**** Excerpt to read

Instant Pot Chicken Curry (Cold Weather Favorite)
January Recipes

Instant Pot Chicken Curry (Cold Weather Favorite)

Nothing chases away winter’s chill quite like a steaming bowl of aromatic chicken curry that’s rich, creamy, and packed with warming spices. This Instant Pot version delivers all the complex flavors of traditional curry in a fraction of the time, making it perfect for busy weeknights when you need comfort food fast. The pressure cooker works its magic to infuse tender chicken with fragrant ginger, garlic, and a blend of spices that fill your home with the most inviting aroma. Unlike stovetop methods that require constant attention and stirring, the Instant Pot does all the work while you relax or tackle other tasks. Whether you’re new to curry or a longtime fan, this recipe strikes the perfect balance between authentic flavor and accessible ingredients. The result is restaurant-quality curry that tastes like it simmered for hours, yet comes together in under 30 minutes. Serve it over fluffy rice with warm naan bread, and you’ve got a cozy meal that satisfies both body and soul on the coldest winter evenings.

Ingredients

This recipe serves 6 people.

  • 2 pounds boneless, skinless chicken thighs, cut into 1-inch pieces
  • 2 tablespoons vegetable oil or ghee
  • 1 large yellow onion, finely chopped
  • 4 cloves garlic, minced
  • 2 tablespoons fresh ginger, grated
  • 3 tablespoons curry powder
  • 2 teaspoons ground cumin
  • 2 teaspoons ground coriander
  • 1 teaspoon turmeric
  • 1 teaspoon garam masala
  • ½ teaspoon cayenne pepper (adjust to taste)
  • 1 teaspoon paprika
  • 1 can (14 ounces) crushed tomatoes
  • 1 can (13.5 ounces) full-fat coconut milk
  • ¾ cup chicken broth
  • 2 tablespoons tomato paste
  • 1 tablespoon soy sauce
  • 1 tablespoon honey or brown sugar
  • 1½ teaspoons salt
  • ½ teaspoon black pepper
  • 2 medium potatoes, peeled and cubed (optional)

********
**** Information provided

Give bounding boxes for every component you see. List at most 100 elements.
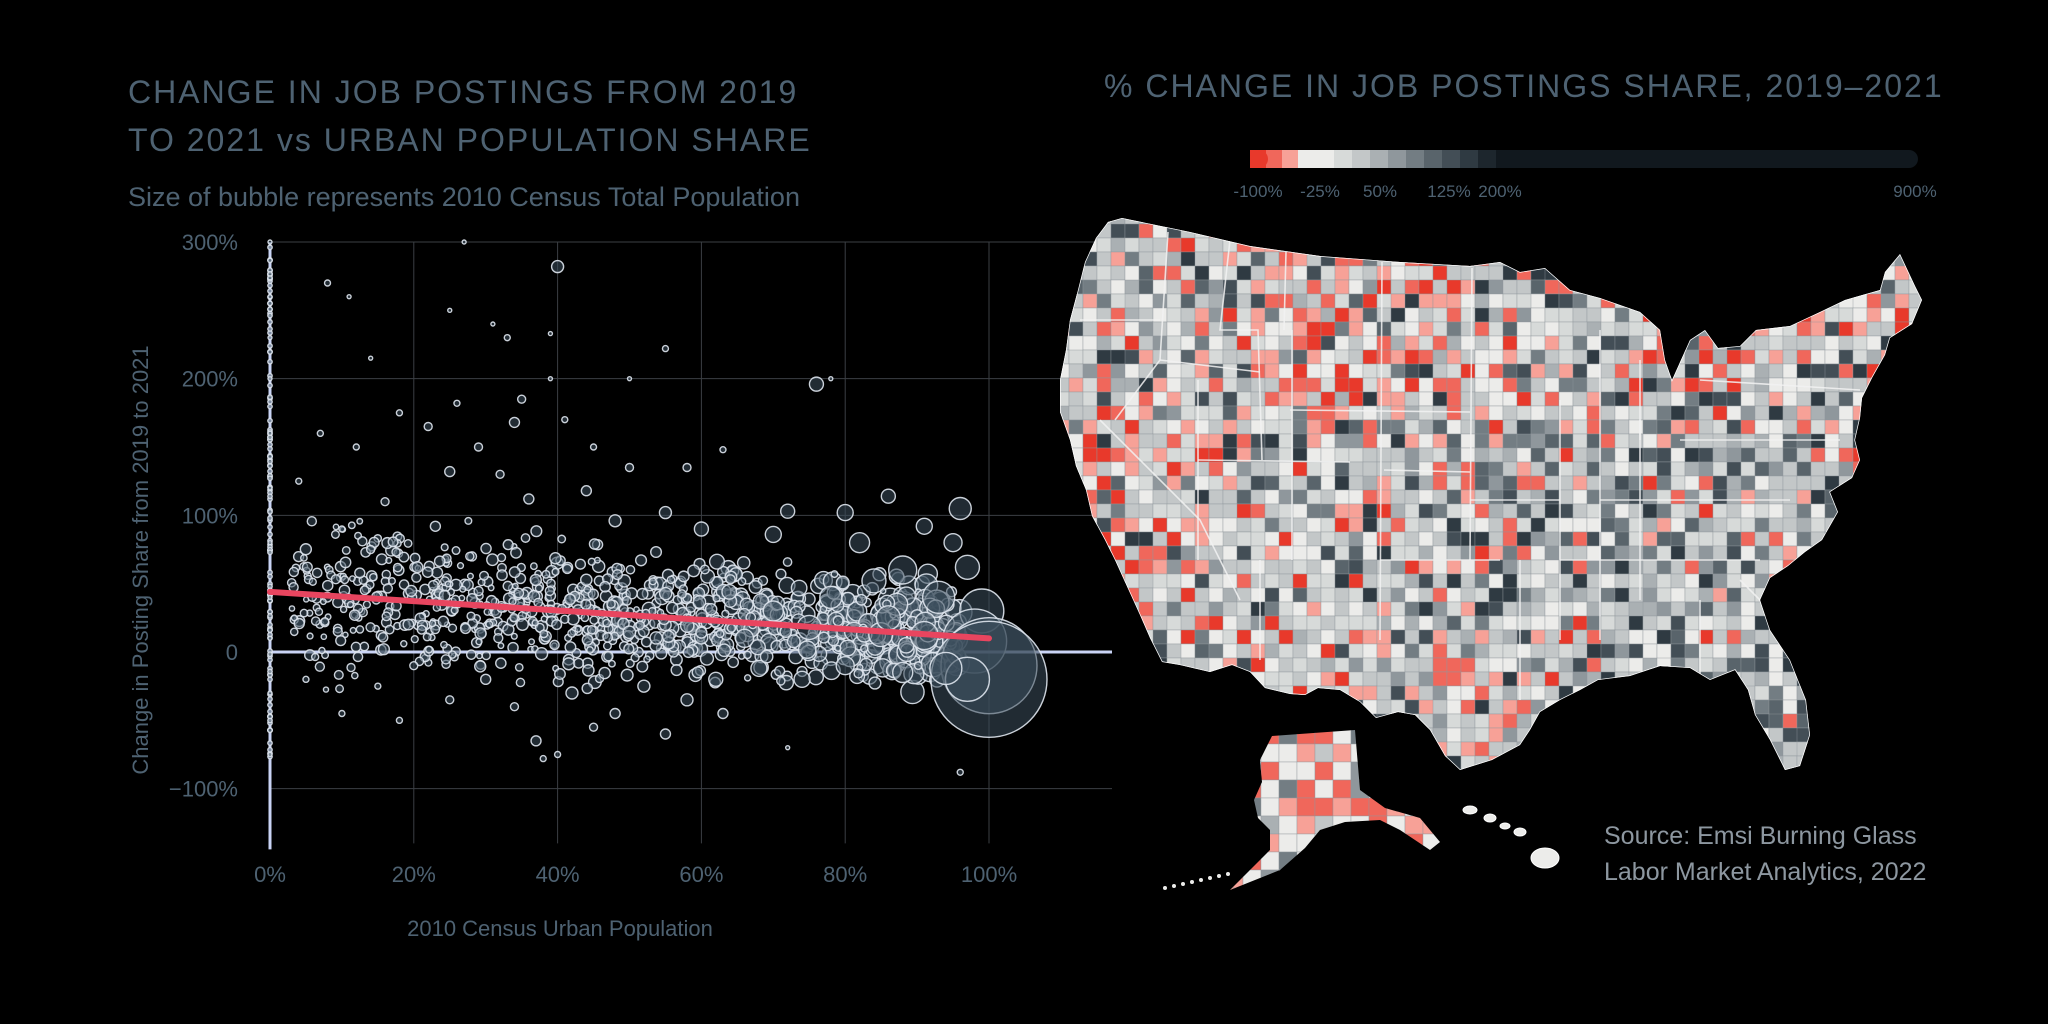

********

• What you will do:
**1.** According to the chicken curry recipe, how many people does it serve?
**2.** Write what comes next in the chicken curry recipe, picking up from its last line.
The data comes from a separate source, unrelated to the recipe.

• Responses per task:
**1.** It serves 6 people.

**2.**
  • 1 cup frozen peas
  • 2 tablespoons cornstarch mixed with 2 tablespoons water (for thickening)
  • Fresh cilantro, chopped for garnish
  • Juice of half a lemon

Step-by-Step Instructions

  1. Press the “Sauté” button on your Instant Pot and allow it to heat up until the display reads “Hot.”
  2. Add the vegetable oil or ghee, swirling it around to coat the bottom of the pot evenly.
  3. Season the chicken pieces with salt and pepper, tossing them to distribute the seasoning uniformly.
  4. Brown the chicken in batches for 2-3 minutes per side, developing a golden crust without cooking through completely.
  5. Transfer the browned chicken to a plate and set aside temporarily while you build the curry base.
  6. Add the chopped onion to the pot, stirring and scraping up any browned bits stuck to the bottom.
  7. Sauté the onion for 3-4 minutes until it becomes soft and translucent, stirring occasionally to prevent burning.
  8. Stir in the minced garlic and grated ginger, cooking for about 1 minute until wonderfully fragrant.
  9. Add all the spices—curry powder, cumin, coriander, turmeric, garam masala, cayenne, and paprika—stirring constantly for 30 seconds.
  10. Pour in a splash of chicken broth to deglaze the pot, scraping the bottom thoroughly to remove any stuck bits that could trigger the burn warning.
  11. Stir in the crushed tomatoes, tomato paste, remaining chicken broth, soy sauce, and honey, mixing everything until well combined.
  12. Return the browned chicken and any accumulated juices to the pot, stirring to coat the pieces with sauce.
  13. Add the cubed potatoes if using, nestling them into the sauce around the chicken pieces.
  14. Close the Instant Pot lid, ensuring the valve is set to the “Sealing” position for proper pressure building.
  15. Press the “Pressure Cook” or “Manual” button and set the timer for 8 minutes at high pressure.
  16. Allow the Instant Pot to come to pressure naturally, which typically takes 10-15 minutes before cooking begins.
  17. Wait for the cooking cycle to complete, then let the pressure release naturally for 5 minutes.
  18. Switch the valve to “Venting” to release any remaining pressure quickly, keeping your hand away from the steam.
  19. Open the lid carefully once the float valve drops, tilting it away from you to avoid the hot steam.
  20. Stir in the coconut milk and frozen peas, which will warm through from the residual heat.
  21. Press “Sauté” again and bring the curry to a gentle simmer if you want to thicken the sauce.
  22. Pour in the cornstarch slurry while stirring constantly, cooking for 2-3 minutes until the sauce reaches your desired consistency.
  23. Taste and adjust the seasoning, adding more salt, a squeeze of lemon juice, or a pinch of sugar to balance the flavors.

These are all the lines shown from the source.